Copy the entries from the first line down to and including the line holding "candle-body: [588, 798, 596, 800]", replacing every "x-tick-label" with "x-axis-label" and changing nothing else.
begin
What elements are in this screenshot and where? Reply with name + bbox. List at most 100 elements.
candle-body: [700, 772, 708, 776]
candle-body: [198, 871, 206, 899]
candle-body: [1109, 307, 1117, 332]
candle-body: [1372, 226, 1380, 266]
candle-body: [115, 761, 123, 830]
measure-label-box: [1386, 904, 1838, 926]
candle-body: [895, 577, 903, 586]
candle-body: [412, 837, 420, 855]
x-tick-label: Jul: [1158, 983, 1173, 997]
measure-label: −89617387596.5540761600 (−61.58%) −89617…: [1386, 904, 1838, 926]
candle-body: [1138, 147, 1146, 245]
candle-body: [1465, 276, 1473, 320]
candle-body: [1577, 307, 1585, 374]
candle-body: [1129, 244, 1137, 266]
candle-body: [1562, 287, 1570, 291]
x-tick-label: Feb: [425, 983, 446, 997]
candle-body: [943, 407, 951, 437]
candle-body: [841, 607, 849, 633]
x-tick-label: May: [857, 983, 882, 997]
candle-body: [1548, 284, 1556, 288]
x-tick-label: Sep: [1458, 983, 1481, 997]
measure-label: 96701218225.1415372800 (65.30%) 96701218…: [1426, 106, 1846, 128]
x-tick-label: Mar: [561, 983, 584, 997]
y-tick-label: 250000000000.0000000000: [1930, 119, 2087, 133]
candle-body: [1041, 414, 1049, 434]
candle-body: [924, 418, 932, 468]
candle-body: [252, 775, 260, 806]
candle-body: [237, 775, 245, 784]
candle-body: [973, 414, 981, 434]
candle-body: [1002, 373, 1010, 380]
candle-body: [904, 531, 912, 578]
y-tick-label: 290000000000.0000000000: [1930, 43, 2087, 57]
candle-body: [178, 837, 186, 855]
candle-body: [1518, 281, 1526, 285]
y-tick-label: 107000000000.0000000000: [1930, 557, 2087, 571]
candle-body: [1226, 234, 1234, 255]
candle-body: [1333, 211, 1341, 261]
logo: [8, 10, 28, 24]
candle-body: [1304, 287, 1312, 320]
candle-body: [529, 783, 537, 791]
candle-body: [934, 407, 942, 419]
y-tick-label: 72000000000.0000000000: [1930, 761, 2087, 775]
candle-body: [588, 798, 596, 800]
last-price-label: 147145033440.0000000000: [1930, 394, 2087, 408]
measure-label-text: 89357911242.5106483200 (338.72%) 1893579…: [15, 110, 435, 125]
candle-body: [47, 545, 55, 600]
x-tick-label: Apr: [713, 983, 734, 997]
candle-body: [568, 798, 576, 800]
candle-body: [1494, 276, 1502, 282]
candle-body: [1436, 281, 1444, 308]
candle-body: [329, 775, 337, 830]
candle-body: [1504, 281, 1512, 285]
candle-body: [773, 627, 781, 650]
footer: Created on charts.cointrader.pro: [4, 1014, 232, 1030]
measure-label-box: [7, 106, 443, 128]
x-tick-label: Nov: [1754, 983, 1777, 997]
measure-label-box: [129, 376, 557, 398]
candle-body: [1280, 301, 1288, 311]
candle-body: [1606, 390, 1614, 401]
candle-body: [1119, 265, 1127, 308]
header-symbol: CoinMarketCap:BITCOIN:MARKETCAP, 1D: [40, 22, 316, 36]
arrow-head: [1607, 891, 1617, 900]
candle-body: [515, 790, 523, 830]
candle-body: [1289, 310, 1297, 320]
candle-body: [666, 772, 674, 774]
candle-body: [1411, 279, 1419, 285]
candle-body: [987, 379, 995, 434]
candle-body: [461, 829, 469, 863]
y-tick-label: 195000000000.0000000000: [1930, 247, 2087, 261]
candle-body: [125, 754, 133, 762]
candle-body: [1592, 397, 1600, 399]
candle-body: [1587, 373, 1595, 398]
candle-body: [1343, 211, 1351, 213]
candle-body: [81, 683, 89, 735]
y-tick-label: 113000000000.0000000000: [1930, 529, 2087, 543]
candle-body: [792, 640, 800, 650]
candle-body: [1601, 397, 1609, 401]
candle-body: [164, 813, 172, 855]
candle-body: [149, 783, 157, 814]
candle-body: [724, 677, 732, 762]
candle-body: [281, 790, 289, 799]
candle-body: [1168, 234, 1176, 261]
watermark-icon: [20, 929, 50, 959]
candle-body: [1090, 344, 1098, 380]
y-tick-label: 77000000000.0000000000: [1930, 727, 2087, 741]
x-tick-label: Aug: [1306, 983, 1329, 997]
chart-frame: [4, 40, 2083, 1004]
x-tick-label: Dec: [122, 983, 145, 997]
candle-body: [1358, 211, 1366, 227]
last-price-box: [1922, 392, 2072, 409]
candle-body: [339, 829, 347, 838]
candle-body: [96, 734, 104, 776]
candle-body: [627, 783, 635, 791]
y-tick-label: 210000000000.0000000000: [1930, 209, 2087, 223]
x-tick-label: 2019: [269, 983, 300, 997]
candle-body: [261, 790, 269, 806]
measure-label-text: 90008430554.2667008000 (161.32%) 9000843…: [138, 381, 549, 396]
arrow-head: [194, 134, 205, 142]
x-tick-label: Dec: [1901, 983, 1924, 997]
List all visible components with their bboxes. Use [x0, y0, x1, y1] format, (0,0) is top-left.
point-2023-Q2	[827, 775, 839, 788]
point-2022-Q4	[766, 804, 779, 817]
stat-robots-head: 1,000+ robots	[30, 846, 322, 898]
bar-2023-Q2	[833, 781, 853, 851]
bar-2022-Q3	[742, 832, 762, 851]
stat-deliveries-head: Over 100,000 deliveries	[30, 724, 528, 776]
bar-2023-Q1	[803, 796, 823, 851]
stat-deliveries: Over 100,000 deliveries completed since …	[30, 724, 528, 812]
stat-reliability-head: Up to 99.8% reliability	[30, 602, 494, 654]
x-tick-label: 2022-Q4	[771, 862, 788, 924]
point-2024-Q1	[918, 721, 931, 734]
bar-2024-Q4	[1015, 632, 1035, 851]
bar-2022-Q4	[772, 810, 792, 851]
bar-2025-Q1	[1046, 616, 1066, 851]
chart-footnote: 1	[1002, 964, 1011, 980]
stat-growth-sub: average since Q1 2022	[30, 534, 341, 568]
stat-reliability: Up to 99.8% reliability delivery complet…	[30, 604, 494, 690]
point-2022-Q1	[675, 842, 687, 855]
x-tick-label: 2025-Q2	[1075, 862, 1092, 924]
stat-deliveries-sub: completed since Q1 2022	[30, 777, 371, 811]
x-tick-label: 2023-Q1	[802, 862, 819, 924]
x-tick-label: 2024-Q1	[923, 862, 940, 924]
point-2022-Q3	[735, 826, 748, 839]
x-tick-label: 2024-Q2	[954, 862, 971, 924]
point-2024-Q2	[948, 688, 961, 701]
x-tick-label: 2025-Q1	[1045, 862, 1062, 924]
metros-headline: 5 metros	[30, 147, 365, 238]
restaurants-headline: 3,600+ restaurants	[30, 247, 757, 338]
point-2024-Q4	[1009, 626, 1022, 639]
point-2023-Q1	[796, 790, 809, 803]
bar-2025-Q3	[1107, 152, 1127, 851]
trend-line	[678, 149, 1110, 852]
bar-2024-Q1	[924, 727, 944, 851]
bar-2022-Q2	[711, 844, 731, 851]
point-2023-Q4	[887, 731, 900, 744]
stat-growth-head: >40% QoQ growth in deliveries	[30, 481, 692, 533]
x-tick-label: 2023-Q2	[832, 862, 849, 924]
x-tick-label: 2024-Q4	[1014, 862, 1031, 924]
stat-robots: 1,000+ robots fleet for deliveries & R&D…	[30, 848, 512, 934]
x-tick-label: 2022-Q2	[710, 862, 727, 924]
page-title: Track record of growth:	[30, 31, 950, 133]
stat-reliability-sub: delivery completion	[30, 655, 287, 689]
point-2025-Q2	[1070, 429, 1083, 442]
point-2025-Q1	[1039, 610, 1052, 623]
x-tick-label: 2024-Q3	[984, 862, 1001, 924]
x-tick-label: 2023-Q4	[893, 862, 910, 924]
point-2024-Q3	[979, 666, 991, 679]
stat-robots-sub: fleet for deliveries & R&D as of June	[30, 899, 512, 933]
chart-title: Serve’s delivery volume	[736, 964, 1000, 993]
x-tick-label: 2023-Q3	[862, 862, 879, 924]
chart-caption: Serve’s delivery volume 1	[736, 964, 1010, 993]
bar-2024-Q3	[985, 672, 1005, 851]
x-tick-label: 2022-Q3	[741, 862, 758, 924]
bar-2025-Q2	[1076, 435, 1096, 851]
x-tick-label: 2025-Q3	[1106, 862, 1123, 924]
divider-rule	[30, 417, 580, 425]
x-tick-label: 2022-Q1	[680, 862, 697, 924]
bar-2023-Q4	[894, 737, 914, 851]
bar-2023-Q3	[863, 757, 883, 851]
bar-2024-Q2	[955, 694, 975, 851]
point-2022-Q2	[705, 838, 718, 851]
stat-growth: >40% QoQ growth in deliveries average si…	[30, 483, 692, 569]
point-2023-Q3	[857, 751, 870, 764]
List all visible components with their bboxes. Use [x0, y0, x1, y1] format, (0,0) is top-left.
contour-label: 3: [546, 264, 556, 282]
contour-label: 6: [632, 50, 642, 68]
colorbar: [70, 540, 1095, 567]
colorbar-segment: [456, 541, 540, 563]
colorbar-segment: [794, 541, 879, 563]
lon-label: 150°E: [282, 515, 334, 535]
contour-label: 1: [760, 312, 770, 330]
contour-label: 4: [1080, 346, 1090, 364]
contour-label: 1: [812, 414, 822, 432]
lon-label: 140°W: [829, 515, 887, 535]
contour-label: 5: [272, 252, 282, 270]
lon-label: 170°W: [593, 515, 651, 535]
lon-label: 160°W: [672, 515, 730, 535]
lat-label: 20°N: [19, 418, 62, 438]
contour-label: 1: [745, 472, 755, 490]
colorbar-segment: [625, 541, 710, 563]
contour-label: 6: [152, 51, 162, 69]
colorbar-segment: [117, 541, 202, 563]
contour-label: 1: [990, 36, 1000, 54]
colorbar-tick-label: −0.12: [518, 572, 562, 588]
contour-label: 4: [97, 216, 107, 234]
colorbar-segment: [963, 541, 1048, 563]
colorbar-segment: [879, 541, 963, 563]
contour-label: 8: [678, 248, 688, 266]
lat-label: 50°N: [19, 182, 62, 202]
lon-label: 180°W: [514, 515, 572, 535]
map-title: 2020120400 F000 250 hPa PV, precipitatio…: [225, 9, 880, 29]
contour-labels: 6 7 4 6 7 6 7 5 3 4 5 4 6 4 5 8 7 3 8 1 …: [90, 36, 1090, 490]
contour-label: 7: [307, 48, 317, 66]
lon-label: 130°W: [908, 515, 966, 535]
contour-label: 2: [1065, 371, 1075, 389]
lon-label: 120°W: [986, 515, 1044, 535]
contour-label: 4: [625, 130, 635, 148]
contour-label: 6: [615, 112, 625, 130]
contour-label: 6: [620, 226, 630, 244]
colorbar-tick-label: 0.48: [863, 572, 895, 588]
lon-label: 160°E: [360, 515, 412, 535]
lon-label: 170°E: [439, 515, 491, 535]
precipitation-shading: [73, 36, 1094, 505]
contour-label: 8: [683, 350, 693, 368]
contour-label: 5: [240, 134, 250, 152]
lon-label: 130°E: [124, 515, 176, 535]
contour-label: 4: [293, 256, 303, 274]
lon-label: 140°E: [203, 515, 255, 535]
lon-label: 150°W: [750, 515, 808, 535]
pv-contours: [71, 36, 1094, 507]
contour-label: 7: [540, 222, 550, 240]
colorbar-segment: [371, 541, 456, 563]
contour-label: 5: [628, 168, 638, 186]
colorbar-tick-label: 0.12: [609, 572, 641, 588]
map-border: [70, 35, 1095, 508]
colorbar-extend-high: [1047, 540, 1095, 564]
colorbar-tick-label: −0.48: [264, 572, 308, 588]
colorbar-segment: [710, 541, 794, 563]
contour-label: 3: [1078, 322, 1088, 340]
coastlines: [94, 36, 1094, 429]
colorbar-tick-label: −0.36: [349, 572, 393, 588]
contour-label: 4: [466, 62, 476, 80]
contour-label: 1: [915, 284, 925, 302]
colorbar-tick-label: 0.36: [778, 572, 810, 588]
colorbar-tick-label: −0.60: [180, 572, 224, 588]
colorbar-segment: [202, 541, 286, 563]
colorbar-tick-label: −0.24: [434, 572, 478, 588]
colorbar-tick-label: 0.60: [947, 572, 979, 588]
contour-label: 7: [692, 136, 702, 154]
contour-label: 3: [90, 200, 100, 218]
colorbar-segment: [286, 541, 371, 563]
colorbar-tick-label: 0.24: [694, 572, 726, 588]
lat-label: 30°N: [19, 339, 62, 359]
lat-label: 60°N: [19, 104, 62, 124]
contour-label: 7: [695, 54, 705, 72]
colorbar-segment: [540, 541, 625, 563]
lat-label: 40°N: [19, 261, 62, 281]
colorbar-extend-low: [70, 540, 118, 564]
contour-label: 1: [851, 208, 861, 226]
end
* **Result for this exercise**:
What elements are in this screenshot and where? Reply with name + bbox. List at most 100 elements.
candle-body: [700, 772, 708, 776]
candle-body: [198, 871, 206, 899]
candle-body: [1109, 307, 1117, 332]
candle-body: [1372, 226, 1380, 266]
candle-body: [115, 761, 123, 830]
measure-label-box: [1386, 904, 1838, 926]
candle-body: [895, 577, 903, 586]
candle-body: [412, 837, 420, 855]
x-axis-label: Jul: [1158, 983, 1173, 997]
measure-label: −89617387596.5540761600 (−61.58%) −89617…: [1386, 904, 1838, 926]
candle-body: [1138, 147, 1146, 245]
candle-body: [1465, 276, 1473, 320]
candle-body: [1577, 307, 1585, 374]
candle-body: [1129, 244, 1137, 266]
candle-body: [1562, 287, 1570, 291]
x-axis-label: Feb: [425, 983, 446, 997]
candle-body: [943, 407, 951, 437]
candle-body: [841, 607, 849, 633]
x-axis-label: May: [857, 983, 882, 997]
candle-body: [1548, 284, 1556, 288]
x-axis-label: Sep: [1458, 983, 1481, 997]
measure-label: 96701218225.1415372800 (65.30%) 96701218…: [1426, 106, 1846, 128]
x-axis-label: Mar: [561, 983, 584, 997]
y-tick-label: 250000000000.0000000000: [1930, 119, 2087, 133]
candle-body: [1041, 414, 1049, 434]
candle-body: [924, 418, 932, 468]
candle-body: [252, 775, 260, 806]
candle-body: [237, 775, 245, 784]
candle-body: [973, 414, 981, 434]
candle-body: [1002, 373, 1010, 380]
candle-body: [904, 531, 912, 578]
y-tick-label: 290000000000.0000000000: [1930, 43, 2087, 57]
candle-body: [178, 837, 186, 855]
candle-body: [1518, 281, 1526, 285]
y-tick-label: 107000000000.0000000000: [1930, 557, 2087, 571]
candle-body: [1226, 234, 1234, 255]
candle-body: [1333, 211, 1341, 261]
logo: [8, 10, 28, 24]
candle-body: [1304, 287, 1312, 320]
candle-body: [529, 783, 537, 791]
candle-body: [934, 407, 942, 419]
y-tick-label: 72000000000.0000000000: [1930, 761, 2087, 775]
candle-body: [588, 798, 596, 800]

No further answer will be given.